• Prompt:
Select every line holding the word "визначено" and copy it.

--- start of Material for this task ---

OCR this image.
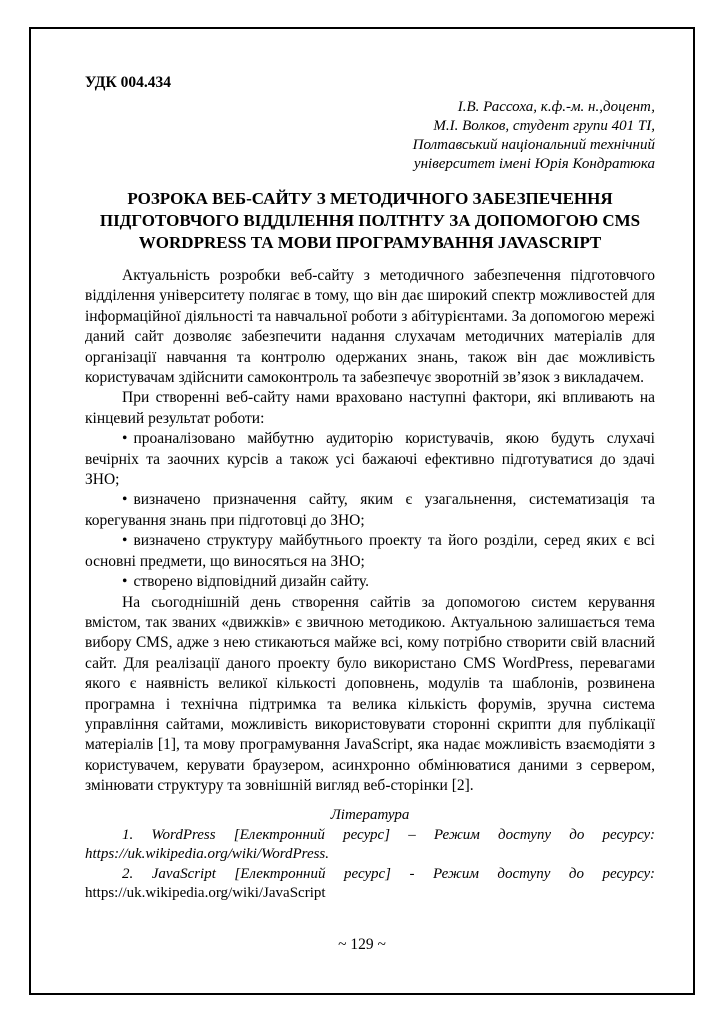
УДК 004.434
І.В. Рассоха, к.ф.-м. н.,доцент,
М.І. Волков, студент групи 401 ТІ,
Полтавський національний технічний
університет імені Юрія Кондратюка
РОЗРОКА ВЕБ-САЙТУ З МЕТОДИЧНОГО ЗАБЕЗПЕЧЕННЯ ПІДГОТОВЧОГО ВІДДІЛЕННЯ ПОЛТНТУ ЗА ДОПОМОГОЮ CMS WORDPRESS ТА МОВИ ПРОГРАМУВАННЯ JAVASCRIPT

Актуальність розробки веб-сайту з методичного забезпечення підготовчого відділення університету полягає в тому, що він дає широкий спектр можливостей для інформаційної діяльності та навчальної роботи з абітурієнтами. За допомогою мережі даний сайт дозволяє забезпечити надання слухачам методичних матеріалів для організації навчання та контролю одержаних знань, також він дає можливість користувачам здійснити самоконтроль та забезпечує зворотній зв’язок з викладачем.

При створенні веб-сайту нами враховано наступні фактори, які впливають на кінцевий результат роботи:

• проаналізовано майбутню аудиторію користувачів, якою будуть слухачі вечірніх та заочних курсів а також усі бажаючі ефективно підготуватися до здачі ЗНО;

• визначено призначення сайту, яким є узагальнення, систематизація та корегування знань при підготовці до ЗНО;

• визначено структуру майбутнього проекту та його розділи, серед яких є всі основні предмети, що виносяться на ЗНО;

• створено відповідний дизайн сайту.

На сьогоднішній день створення сайтів за допомогою систем керування вмістом, так званих «движків» є звичною методикою. Актуальною залишається тема вибору CMS, адже з нею стикаються майже всі, кому потрібно створити свій власний сайт. Для реалізації даного проекту було використано CMS WordPress, перевагами якого є наявність великої кількості доповнень, модулів та шаблонів, розвинена програмна і технічна підтримка та велика кількість форумів, зручна система управління сайтами, можливість використовувати сторонні скрипти для публікації матеріалів [1], та мову програмування JavaScript, яка надає можливість взаємодіяти з користувачем, керувати браузером, асинхронно обмінюватися даними з сервером, змінювати структуру та зовнішній вигляд веб-сторінки [2].

Література

1. WordPress [Електронний ресурс] – Режим доступу до ресурсу: https://uk.wikipedia.org/wiki/WordPress.

2. JavaScript [Електронний ресурс] - Режим доступу до ресурсу: https://uk.wikipedia.org/wiki/JavaScript

~ 129 ~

--- end of Material for this task ---

• Exercise output:
• визначено призначення сайту, яким є узагальнення, систематизація та корегування знань при підготовці до ЗНО;
• визначено структуру майбутнього проекту та його розділи, серед яких є всі основні предмети, що виносяться на ЗНО;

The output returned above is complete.